Attività dell'esercizio:
a) Nel testo su Toyota, quali Paesi partner l'azienda chiede di includere nel riconoscimento “Made in Ue”?
b) Trasforma in un elenco puntato il paragrafo del testo su Toyota che comincia con “Il tema è sensibile”, conservandone i fatti principali.

Testo dell'esercizio:
Milano, 10 giu. (askanews) – Toyota chiede all’Unione europea di estendere il riconoscimento “Made in Ue” anche a Paesi partner come Regno Unito, Giappone e Turchia nell’ambito del nuovo Industrial Accelerator Act, il pacchetto con cui Bruxelles punta a rafforzare la competitività manifatturiera europea e a ridurre la dipendenza dalle importazioni a basso costo dalla Cina. Lo ha detto Yoshihiro Nakata, Ceo di Toyota Europe, intervenendo all’Automotive News Europe Congress.
Toyota sostiene l’impianto generale del provvedimento, ma avverte che escludere partner industriali chiave rischierebbe di indebolire investimenti futuri, occupazione e trasferimento tecnologico, riducendo anche la scala regionale necessaria per competere a livello globale. Il nodo riguarda i requisiti di contenuto locale che potrebbero definire l’accesso a misure di sostegno, incentivi o criteri preferenziali legati al “Made in Europe”.
Il tema è sensibile per il gruppo giapponese, che ha stabilimenti di assemblaggio nel Regno Unito e in Turchia da cui esporta verso i Paesi Ue e importa in Europa anche modelli prodotti in Giappone, come la Prius. Toyota conta otto stabilimenti in Europa, a cui si aggiungono veicoli prodotti da partner in altri cinque impianti europei, e ha collaborazioni industriali con gruppi come Bmw e Stellantis.

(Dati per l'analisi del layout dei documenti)

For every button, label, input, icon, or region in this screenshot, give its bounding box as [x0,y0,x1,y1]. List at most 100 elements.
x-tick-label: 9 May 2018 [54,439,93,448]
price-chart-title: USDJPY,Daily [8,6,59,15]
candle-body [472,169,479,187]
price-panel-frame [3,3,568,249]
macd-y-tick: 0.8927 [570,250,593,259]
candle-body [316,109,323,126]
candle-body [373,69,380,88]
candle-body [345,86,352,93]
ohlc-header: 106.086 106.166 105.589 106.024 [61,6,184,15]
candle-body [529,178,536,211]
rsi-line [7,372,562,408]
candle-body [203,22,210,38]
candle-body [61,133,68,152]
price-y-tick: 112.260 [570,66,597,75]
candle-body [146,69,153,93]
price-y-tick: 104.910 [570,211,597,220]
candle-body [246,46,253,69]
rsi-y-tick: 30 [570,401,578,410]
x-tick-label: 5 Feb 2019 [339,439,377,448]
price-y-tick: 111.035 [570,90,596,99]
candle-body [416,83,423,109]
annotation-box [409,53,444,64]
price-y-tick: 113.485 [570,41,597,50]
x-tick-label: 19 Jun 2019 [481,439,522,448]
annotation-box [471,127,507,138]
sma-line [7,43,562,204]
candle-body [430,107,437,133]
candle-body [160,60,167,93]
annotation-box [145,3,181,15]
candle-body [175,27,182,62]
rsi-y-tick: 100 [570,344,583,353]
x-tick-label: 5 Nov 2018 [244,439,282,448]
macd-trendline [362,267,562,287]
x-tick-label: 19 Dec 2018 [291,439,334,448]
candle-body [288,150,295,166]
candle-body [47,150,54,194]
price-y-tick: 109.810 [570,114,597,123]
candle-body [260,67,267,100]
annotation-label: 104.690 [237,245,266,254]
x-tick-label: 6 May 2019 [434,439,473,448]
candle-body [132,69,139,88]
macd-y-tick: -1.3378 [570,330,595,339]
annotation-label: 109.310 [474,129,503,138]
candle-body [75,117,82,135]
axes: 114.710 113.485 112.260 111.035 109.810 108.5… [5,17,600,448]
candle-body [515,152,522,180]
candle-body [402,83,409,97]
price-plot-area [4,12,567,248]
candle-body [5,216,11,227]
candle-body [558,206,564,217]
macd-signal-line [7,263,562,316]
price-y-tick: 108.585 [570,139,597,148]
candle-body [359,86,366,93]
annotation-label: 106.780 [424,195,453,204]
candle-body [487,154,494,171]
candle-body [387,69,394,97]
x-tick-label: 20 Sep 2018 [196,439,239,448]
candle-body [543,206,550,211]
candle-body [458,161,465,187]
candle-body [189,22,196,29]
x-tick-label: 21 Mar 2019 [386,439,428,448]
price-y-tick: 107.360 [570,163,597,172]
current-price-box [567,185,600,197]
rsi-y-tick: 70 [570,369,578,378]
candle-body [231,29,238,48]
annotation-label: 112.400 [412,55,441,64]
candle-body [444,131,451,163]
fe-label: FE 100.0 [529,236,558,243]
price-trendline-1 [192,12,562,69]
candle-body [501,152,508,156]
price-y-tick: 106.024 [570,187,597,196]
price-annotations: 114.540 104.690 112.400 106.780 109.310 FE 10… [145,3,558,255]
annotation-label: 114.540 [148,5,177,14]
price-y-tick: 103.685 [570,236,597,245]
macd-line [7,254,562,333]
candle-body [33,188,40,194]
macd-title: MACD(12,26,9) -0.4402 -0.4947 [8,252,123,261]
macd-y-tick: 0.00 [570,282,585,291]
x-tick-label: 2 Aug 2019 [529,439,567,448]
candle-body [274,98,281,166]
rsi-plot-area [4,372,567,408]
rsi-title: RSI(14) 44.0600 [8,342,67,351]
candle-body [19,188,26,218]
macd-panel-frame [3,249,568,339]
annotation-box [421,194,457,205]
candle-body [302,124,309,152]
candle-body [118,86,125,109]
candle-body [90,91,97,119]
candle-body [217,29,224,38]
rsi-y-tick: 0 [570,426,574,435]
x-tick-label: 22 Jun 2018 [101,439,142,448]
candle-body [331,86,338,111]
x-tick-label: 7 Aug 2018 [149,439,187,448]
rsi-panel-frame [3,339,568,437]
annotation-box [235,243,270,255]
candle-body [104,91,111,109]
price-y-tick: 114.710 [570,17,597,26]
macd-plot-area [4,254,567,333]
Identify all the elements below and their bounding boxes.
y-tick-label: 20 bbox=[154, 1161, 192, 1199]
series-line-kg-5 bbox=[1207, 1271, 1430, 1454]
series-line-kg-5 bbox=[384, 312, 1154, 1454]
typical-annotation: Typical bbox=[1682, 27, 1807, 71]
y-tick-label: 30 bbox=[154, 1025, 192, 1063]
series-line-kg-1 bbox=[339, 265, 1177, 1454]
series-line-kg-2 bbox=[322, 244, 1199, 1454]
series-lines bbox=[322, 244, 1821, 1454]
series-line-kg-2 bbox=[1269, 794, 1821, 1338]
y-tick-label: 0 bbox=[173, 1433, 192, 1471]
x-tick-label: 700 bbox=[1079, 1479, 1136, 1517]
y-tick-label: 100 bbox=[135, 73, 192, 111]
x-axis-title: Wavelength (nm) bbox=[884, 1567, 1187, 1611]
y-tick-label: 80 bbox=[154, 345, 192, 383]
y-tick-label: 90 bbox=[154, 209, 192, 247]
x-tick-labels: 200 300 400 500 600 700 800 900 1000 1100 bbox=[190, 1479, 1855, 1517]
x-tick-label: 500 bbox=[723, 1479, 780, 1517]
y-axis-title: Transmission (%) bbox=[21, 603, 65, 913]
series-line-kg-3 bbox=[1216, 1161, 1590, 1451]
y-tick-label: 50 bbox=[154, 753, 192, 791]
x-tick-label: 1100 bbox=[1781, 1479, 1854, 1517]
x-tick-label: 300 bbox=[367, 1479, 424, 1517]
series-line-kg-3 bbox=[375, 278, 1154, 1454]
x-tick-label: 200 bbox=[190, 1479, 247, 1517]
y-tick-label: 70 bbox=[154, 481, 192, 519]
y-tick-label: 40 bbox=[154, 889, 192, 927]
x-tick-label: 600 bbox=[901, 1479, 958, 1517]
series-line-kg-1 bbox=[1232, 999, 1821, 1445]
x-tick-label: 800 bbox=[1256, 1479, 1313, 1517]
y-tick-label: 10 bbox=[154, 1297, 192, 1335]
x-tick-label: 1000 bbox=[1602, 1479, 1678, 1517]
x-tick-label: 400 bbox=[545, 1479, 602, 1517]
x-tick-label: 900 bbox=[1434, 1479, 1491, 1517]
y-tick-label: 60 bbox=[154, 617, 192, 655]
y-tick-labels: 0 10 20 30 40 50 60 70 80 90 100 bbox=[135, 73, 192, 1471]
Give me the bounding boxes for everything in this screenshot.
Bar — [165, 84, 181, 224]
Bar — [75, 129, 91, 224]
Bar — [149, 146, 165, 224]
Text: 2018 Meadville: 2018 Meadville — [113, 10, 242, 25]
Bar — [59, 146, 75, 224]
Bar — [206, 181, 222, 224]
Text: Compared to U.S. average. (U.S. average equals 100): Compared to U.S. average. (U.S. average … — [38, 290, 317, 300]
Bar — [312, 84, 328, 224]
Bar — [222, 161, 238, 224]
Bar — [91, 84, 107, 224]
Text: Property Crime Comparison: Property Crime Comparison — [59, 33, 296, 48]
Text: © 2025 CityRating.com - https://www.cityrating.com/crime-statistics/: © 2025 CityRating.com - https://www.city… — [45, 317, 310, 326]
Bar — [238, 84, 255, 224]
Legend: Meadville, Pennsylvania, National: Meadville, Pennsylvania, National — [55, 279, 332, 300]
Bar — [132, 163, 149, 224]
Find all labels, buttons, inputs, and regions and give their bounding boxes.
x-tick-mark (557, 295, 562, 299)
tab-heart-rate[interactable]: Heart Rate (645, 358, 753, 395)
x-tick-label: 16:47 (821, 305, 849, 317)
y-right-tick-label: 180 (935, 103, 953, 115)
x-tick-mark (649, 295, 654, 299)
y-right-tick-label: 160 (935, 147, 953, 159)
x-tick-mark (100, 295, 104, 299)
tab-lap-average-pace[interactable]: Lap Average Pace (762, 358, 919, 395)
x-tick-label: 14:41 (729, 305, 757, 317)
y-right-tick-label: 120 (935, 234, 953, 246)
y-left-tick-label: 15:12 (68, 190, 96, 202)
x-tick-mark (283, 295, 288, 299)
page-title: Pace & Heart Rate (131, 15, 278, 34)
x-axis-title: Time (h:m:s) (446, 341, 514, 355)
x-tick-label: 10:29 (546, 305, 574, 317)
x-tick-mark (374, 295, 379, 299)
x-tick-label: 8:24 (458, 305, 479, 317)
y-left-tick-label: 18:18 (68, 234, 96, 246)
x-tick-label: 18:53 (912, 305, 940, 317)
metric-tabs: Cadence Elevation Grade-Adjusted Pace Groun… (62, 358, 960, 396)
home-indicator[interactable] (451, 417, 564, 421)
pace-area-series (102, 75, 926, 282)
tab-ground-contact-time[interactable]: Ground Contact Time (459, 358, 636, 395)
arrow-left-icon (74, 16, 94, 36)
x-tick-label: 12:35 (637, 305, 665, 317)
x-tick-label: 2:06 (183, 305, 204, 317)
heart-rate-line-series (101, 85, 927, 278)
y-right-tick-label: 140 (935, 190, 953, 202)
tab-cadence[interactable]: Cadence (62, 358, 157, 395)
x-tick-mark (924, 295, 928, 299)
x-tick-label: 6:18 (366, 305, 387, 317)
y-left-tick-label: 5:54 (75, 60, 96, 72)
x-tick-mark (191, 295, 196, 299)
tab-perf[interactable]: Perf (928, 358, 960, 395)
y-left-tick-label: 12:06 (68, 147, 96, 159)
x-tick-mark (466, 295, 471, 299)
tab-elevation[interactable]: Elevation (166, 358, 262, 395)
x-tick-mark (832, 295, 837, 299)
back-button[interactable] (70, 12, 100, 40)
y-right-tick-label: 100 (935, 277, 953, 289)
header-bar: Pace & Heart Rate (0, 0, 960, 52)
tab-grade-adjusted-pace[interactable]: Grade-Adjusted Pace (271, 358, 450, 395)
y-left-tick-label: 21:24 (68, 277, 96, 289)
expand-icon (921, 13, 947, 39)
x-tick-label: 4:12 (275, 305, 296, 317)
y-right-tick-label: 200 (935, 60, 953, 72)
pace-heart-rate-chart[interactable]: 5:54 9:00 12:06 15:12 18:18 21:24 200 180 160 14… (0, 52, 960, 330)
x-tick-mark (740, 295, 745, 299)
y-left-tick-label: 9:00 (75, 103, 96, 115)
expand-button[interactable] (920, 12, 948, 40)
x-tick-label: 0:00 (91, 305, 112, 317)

Soluzioni:
a) Regno Unito, Giappone e Turchia.

b)
- Il tema è sensibile per Toyota, gruppo giapponese.
- Ha stabilimenti di assemblaggio nel Regno Unito e in Turchia, da cui esporta verso i Paesi Ue.
- Importa in Europa anche modelli prodotti in Giappone, come la Prius.
- Conta otto stabilimenti in Europa e ha altri veicoli prodotti da partner in cinque impianti europei.
- Ha collaborazioni industriali con gruppi come Bmw e Stellantis.